*DATASET ENTRIES:*
_ _ _ _ _ _ _

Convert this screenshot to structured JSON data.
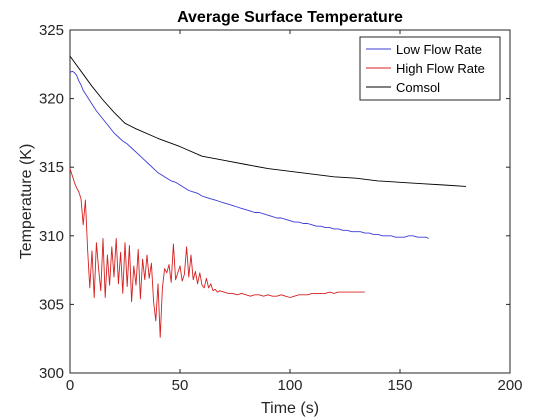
{
  "chart_data": {
    "type": "line",
    "title": "Average Surface Temperature",
    "xlabel": "Time (s)",
    "ylabel": "Temperature (K)",
    "xlim": [
      0,
      200
    ],
    "ylim": [
      300,
      325
    ],
    "xticks": [
      0,
      50,
      100,
      150,
      200
    ],
    "yticks": [
      300,
      305,
      310,
      315,
      320,
      325
    ],
    "grid": false,
    "legend_position": "top-right",
    "series": [
      {
        "name": "Low Flow Rate",
        "color": "#3b3bd6",
        "points": [
          [
            0,
            321.9
          ],
          [
            1,
            322.0
          ],
          [
            2,
            321.9
          ],
          [
            3,
            321.7
          ],
          [
            4,
            321.3
          ],
          [
            5,
            321.0
          ],
          [
            6,
            320.6
          ],
          [
            8,
            320.1
          ],
          [
            10,
            319.6
          ],
          [
            12,
            319.1
          ],
          [
            14,
            318.7
          ],
          [
            16,
            318.3
          ],
          [
            18,
            317.9
          ],
          [
            20,
            317.5
          ],
          [
            22,
            317.2
          ],
          [
            24,
            316.9
          ],
          [
            26,
            316.7
          ],
          [
            28,
            316.4
          ],
          [
            30,
            316.1
          ],
          [
            32,
            315.8
          ],
          [
            34,
            315.5
          ],
          [
            36,
            315.2
          ],
          [
            38,
            314.9
          ],
          [
            40,
            314.6
          ],
          [
            42,
            314.4
          ],
          [
            44,
            314.2
          ],
          [
            46,
            314.0
          ],
          [
            48,
            313.9
          ],
          [
            50,
            313.7
          ],
          [
            52,
            313.5
          ],
          [
            54,
            313.3
          ],
          [
            56,
            313.2
          ],
          [
            58,
            313.1
          ],
          [
            60,
            312.9
          ],
          [
            62,
            312.8
          ],
          [
            64,
            312.7
          ],
          [
            66,
            312.6
          ],
          [
            68,
            312.5
          ],
          [
            70,
            312.4
          ],
          [
            72,
            312.3
          ],
          [
            74,
            312.2
          ],
          [
            76,
            312.1
          ],
          [
            78,
            312.0
          ],
          [
            80,
            311.9
          ],
          [
            82,
            311.8
          ],
          [
            84,
            311.7
          ],
          [
            86,
            311.7
          ],
          [
            88,
            311.6
          ],
          [
            90,
            311.5
          ],
          [
            92,
            311.4
          ],
          [
            94,
            311.3
          ],
          [
            96,
            311.3
          ],
          [
            98,
            311.2
          ],
          [
            100,
            311.1
          ],
          [
            102,
            311.0
          ],
          [
            104,
            311.0
          ],
          [
            106,
            310.9
          ],
          [
            108,
            310.9
          ],
          [
            110,
            310.8
          ],
          [
            112,
            310.7
          ],
          [
            114,
            310.7
          ],
          [
            116,
            310.6
          ],
          [
            118,
            310.6
          ],
          [
            120,
            310.5
          ],
          [
            122,
            310.5
          ],
          [
            124,
            310.4
          ],
          [
            126,
            310.4
          ],
          [
            128,
            310.3
          ],
          [
            130,
            310.3
          ],
          [
            132,
            310.3
          ],
          [
            134,
            310.2
          ],
          [
            136,
            310.2
          ],
          [
            138,
            310.1
          ],
          [
            140,
            310.1
          ],
          [
            142,
            310.0
          ],
          [
            144,
            310.0
          ],
          [
            146,
            310.0
          ],
          [
            148,
            309.9
          ],
          [
            150,
            309.9
          ],
          [
            152,
            309.9
          ],
          [
            154,
            310.0
          ],
          [
            156,
            310.0
          ],
          [
            158,
            309.9
          ],
          [
            160,
            309.9
          ],
          [
            162,
            309.9
          ],
          [
            163,
            309.8
          ]
        ]
      },
      {
        "name": "High Flow Rate",
        "color": "#d62020",
        "points": [
          [
            0,
            314.9
          ],
          [
            1,
            314.4
          ],
          [
            2,
            313.9
          ],
          [
            3,
            313.5
          ],
          [
            4,
            313.2
          ],
          [
            5,
            312.7
          ],
          [
            6,
            310.8
          ],
          [
            7,
            312.6
          ],
          [
            8,
            309.0
          ],
          [
            9,
            306.2
          ],
          [
            10,
            308.9
          ],
          [
            11,
            305.5
          ],
          [
            12,
            309.5
          ],
          [
            13,
            307.6
          ],
          [
            14,
            306.0
          ],
          [
            15,
            309.8
          ],
          [
            16,
            305.5
          ],
          [
            17,
            308.6
          ],
          [
            18,
            306.4
          ],
          [
            19,
            309.2
          ],
          [
            20,
            307.0
          ],
          [
            21,
            309.8
          ],
          [
            22,
            306.5
          ],
          [
            23,
            308.8
          ],
          [
            24,
            305.8
          ],
          [
            25,
            309.5
          ],
          [
            26,
            306.3
          ],
          [
            27,
            309.3
          ],
          [
            28,
            305.2
          ],
          [
            29,
            307.8
          ],
          [
            30,
            306.4
          ],
          [
            31,
            309.0
          ],
          [
            32,
            305.4
          ],
          [
            33,
            308.3
          ],
          [
            34,
            306.8
          ],
          [
            35,
            308.6
          ],
          [
            36,
            306.9
          ],
          [
            37,
            308.0
          ],
          [
            38,
            305.2
          ],
          [
            39,
            303.8
          ],
          [
            40,
            306.5
          ],
          [
            41,
            302.6
          ],
          [
            42,
            306.2
          ],
          [
            43,
            307.6
          ],
          [
            44,
            307.3
          ],
          [
            45,
            307.9
          ],
          [
            46,
            306.6
          ],
          [
            47,
            309.4
          ],
          [
            48,
            306.8
          ],
          [
            49,
            307.3
          ],
          [
            50,
            307.8
          ],
          [
            51,
            306.7
          ],
          [
            52,
            307.2
          ],
          [
            53,
            309.2
          ],
          [
            54,
            307.0
          ],
          [
            55,
            308.6
          ],
          [
            56,
            306.8
          ],
          [
            57,
            307.4
          ],
          [
            58,
            306.5
          ],
          [
            59,
            307.3
          ],
          [
            60,
            306.4
          ],
          [
            61,
            306.2
          ],
          [
            62,
            306.9
          ],
          [
            63,
            306.2
          ],
          [
            64,
            306.5
          ],
          [
            65,
            306.0
          ],
          [
            66,
            306.1
          ],
          [
            67,
            305.9
          ],
          [
            68,
            306.0
          ],
          [
            70,
            305.9
          ],
          [
            72,
            305.8
          ],
          [
            74,
            305.8
          ],
          [
            76,
            305.7
          ],
          [
            78,
            305.8
          ],
          [
            80,
            305.7
          ],
          [
            82,
            305.6
          ],
          [
            84,
            305.7
          ],
          [
            86,
            305.7
          ],
          [
            88,
            305.6
          ],
          [
            90,
            305.7
          ],
          [
            92,
            305.6
          ],
          [
            94,
            305.6
          ],
          [
            96,
            305.7
          ],
          [
            98,
            305.6
          ],
          [
            100,
            305.5
          ],
          [
            102,
            305.6
          ],
          [
            104,
            305.7
          ],
          [
            106,
            305.7
          ],
          [
            108,
            305.7
          ],
          [
            110,
            305.8
          ],
          [
            112,
            305.8
          ],
          [
            114,
            305.8
          ],
          [
            116,
            305.8
          ],
          [
            118,
            305.9
          ],
          [
            120,
            305.8
          ],
          [
            122,
            305.9
          ],
          [
            124,
            305.9
          ],
          [
            126,
            305.9
          ],
          [
            128,
            305.9
          ],
          [
            130,
            305.9
          ],
          [
            132,
            305.9
          ],
          [
            134,
            305.9
          ]
        ]
      },
      {
        "name": "Comsol",
        "color": "#000000",
        "points": [
          [
            0,
            323.1
          ],
          [
            5,
            322.0
          ],
          [
            10,
            320.9
          ],
          [
            15,
            319.9
          ],
          [
            20,
            319.0
          ],
          [
            25,
            318.2
          ],
          [
            30,
            317.8
          ],
          [
            40,
            317.1
          ],
          [
            50,
            316.5
          ],
          [
            60,
            315.8
          ],
          [
            70,
            315.5
          ],
          [
            80,
            315.2
          ],
          [
            90,
            314.9
          ],
          [
            100,
            314.7
          ],
          [
            110,
            314.5
          ],
          [
            120,
            314.3
          ],
          [
            130,
            314.2
          ],
          [
            140,
            314.0
          ],
          [
            150,
            313.9
          ],
          [
            160,
            313.8
          ],
          [
            170,
            313.7
          ],
          [
            180,
            313.6
          ]
        ]
      }
    ]
  }
}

_ _ _ _ _ _ _

*GIVEN PROBLEM:*
Pick out the lines containing the string "Temperature".

*ANSWER FOR THE TASK:*
    "title": "Average Surface Temperature",
    "ylabel": "Temperature (K)",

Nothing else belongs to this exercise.